TEXT SECTION:

Jameson Rodgers (born October 17, 1987) is an American country music singer and songwriter signed to Columbia Nashville/River House, whose debut single "Some Girls" charted on the Country Airplay chart.

Early life
Jameson Rodgers grew up in Batesville, Mississippi, United States.  Rodgers loved baseball and music and played baseball at Northwest MS Community College before finishing college at University of Southern Mississippi.  Rodgers started to write songs and perform, eventually developing a local following along the way. He later moved to Nashville in 2010 with his friend and never left.

Career
In 2014, Rodgers received The ASCAP Foundation Leon Brettler Award and landed a publishing deal with Combustion Music. In 2016, he released his first EP and two years later, a self-titled EP in 2018, which featured the hit "Some Girls". The song was featured on SiriusXM's The Highway and has over 80 million streams. Rodgers has co-penned Platinum-selling hits for Florida Georgia Line (Top 10 single "Talk You Out of It") and Chris Lane (No. 1 hit "I Don't Know About You"), along with "Camouflage Hat" on Jason Aldean's 2019 album 9 and the title track of Luke Bryan's 2020 album Born Here Live Here Die Here. Jameson won the 2020 MusicRow Discovery Artist of the Year award. Rodgers spent 2019 supporting Luke Combs on his Beer Never Broke My Heart Tour, playing more than 60 arenas across the US and Canada.

STORED ROWS:
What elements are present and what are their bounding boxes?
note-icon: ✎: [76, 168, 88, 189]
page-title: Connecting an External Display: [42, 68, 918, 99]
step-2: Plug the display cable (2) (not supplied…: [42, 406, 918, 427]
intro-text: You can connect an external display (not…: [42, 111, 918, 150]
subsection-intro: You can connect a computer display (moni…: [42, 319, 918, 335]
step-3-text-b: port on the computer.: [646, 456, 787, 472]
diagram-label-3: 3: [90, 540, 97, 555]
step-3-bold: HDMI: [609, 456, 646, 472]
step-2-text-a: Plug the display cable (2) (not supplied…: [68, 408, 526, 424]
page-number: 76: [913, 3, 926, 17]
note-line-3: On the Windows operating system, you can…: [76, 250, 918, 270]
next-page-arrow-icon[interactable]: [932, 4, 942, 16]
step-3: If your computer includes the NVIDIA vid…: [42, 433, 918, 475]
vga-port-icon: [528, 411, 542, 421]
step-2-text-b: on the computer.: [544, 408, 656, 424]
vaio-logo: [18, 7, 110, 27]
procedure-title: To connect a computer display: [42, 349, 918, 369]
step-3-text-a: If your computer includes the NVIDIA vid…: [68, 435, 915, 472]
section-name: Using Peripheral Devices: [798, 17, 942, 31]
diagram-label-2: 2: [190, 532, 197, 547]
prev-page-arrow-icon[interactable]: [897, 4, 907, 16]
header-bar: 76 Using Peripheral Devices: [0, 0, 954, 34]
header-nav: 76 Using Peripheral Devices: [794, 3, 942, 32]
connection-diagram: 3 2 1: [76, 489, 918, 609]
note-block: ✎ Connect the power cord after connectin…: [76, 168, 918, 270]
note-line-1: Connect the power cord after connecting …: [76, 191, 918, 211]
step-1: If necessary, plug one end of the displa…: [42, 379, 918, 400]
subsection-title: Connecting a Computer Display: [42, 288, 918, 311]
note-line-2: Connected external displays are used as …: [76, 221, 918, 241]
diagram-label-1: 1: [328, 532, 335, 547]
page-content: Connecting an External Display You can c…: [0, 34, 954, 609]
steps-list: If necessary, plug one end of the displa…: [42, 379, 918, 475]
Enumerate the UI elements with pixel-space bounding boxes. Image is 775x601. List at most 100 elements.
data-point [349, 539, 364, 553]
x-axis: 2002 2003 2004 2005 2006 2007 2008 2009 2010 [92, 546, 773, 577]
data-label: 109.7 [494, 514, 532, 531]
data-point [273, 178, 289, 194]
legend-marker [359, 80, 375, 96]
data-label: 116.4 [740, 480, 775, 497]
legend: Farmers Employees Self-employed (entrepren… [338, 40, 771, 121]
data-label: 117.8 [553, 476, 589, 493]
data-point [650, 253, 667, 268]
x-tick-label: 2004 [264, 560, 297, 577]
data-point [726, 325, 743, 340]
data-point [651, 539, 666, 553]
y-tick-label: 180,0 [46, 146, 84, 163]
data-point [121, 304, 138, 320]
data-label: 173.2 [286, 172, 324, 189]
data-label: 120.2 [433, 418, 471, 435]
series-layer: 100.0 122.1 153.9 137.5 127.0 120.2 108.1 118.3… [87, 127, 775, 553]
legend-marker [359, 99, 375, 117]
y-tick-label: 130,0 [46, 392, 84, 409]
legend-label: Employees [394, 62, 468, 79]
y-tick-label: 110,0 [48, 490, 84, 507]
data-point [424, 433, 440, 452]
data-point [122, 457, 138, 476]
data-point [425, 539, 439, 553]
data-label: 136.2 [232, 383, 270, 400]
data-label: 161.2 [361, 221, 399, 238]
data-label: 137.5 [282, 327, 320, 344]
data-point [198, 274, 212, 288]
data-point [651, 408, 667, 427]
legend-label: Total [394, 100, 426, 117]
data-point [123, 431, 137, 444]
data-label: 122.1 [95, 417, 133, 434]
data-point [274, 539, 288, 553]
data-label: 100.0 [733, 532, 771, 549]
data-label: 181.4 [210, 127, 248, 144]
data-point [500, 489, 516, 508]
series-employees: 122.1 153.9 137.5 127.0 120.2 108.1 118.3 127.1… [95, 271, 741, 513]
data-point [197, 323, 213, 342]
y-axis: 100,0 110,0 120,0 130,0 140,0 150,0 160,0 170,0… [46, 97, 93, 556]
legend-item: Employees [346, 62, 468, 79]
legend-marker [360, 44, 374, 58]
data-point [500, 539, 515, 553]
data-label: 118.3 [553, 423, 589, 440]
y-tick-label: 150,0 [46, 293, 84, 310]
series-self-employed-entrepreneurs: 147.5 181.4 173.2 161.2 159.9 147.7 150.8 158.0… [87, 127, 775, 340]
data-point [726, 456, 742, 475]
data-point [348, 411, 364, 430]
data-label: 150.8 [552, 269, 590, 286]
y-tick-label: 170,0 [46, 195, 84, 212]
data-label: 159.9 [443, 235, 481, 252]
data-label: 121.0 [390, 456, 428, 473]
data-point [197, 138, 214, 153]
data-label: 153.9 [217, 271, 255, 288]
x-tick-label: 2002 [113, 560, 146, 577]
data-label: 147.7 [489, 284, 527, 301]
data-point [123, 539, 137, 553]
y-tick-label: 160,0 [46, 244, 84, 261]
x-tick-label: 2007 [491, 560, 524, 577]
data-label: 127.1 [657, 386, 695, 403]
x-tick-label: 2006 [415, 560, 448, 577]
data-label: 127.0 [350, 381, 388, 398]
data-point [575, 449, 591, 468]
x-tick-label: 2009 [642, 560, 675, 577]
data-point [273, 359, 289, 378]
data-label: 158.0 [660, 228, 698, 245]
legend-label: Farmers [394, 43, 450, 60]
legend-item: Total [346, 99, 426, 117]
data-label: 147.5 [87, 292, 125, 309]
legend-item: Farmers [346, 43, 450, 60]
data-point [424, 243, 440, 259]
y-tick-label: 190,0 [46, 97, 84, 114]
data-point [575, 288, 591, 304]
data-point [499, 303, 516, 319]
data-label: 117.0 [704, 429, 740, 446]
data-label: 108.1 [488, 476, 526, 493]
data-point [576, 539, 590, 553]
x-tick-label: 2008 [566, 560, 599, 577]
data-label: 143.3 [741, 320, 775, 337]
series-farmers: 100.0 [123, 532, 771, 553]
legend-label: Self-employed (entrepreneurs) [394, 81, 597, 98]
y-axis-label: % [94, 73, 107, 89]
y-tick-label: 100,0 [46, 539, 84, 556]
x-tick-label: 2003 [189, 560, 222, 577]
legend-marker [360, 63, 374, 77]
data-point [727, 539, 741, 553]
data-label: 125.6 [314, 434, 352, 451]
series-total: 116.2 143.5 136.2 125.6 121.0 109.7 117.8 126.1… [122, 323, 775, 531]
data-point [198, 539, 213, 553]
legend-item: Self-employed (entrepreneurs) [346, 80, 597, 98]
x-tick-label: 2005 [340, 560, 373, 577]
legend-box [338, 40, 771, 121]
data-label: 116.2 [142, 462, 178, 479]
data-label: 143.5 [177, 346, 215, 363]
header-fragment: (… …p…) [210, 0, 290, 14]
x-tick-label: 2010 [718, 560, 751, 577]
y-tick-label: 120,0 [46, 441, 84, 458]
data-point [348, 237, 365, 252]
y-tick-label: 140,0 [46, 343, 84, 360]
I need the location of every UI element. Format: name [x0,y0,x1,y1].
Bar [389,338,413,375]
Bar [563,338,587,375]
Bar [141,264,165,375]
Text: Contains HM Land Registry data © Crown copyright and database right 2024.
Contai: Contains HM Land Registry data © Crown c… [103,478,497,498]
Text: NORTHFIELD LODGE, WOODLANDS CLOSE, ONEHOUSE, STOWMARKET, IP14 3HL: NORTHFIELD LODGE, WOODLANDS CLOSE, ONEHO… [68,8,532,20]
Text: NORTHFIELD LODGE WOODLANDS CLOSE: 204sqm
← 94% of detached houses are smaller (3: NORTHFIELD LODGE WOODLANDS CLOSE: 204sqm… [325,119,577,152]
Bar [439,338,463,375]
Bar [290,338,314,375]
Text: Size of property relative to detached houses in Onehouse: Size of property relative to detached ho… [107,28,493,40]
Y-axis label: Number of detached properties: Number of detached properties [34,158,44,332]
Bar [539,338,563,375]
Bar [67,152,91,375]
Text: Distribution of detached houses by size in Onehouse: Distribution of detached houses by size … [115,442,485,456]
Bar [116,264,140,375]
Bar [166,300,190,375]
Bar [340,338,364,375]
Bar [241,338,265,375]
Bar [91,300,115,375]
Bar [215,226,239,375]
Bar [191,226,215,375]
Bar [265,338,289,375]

REQUIRED WORK:
Write out the full text about Jameson Rodgers word for word.

CORRECT RESULT:
Jameson Rodgers (born October 17, 1987) is an American country music singer and songwriter signed to Columbia Nashville/River House, whose debut single "Some Girls" charted on the Country Airplay chart.

Early life
Jameson Rodgers grew up in Batesville, Mississippi, United States.  Rodgers loved baseball and music and played baseball at Northwest MS Community College before finishing college at University of Southern Mississippi.  Rodgers started to write songs and perform, eventually developing a local following along the way. He later moved to Nashville in 2010 with his friend and never left.

Career
In 2014, Rodgers received The ASCAP Foundation Leon Brettler Award and landed a publishing deal with Combustion Music. In 2016, he released his first EP and two years later, a self-titled EP in 2018, which featured the hit "Some Girls". The song was featured on SiriusXM's The Highway and has over 80 million streams. Rodgers has co-penned Platinum-selling hits for Florida Georgia Line (Top 10 single "Talk You Out of It") and Chris Lane (No. 1 hit "I Don't Know About You"), along with "Camouflage Hat" on Jason Aldean's 2019 album 9 and the title track of Luke Bryan's 2020 album Born Here Live Here Die Here. Jameson won the 2020 MusicRow Discovery Artist of the Year award. Rodgers spent 2019 supporting Luke Combs on his Beer Never Broke My Heart Tour, playing more than 60 arenas across the US and Canada.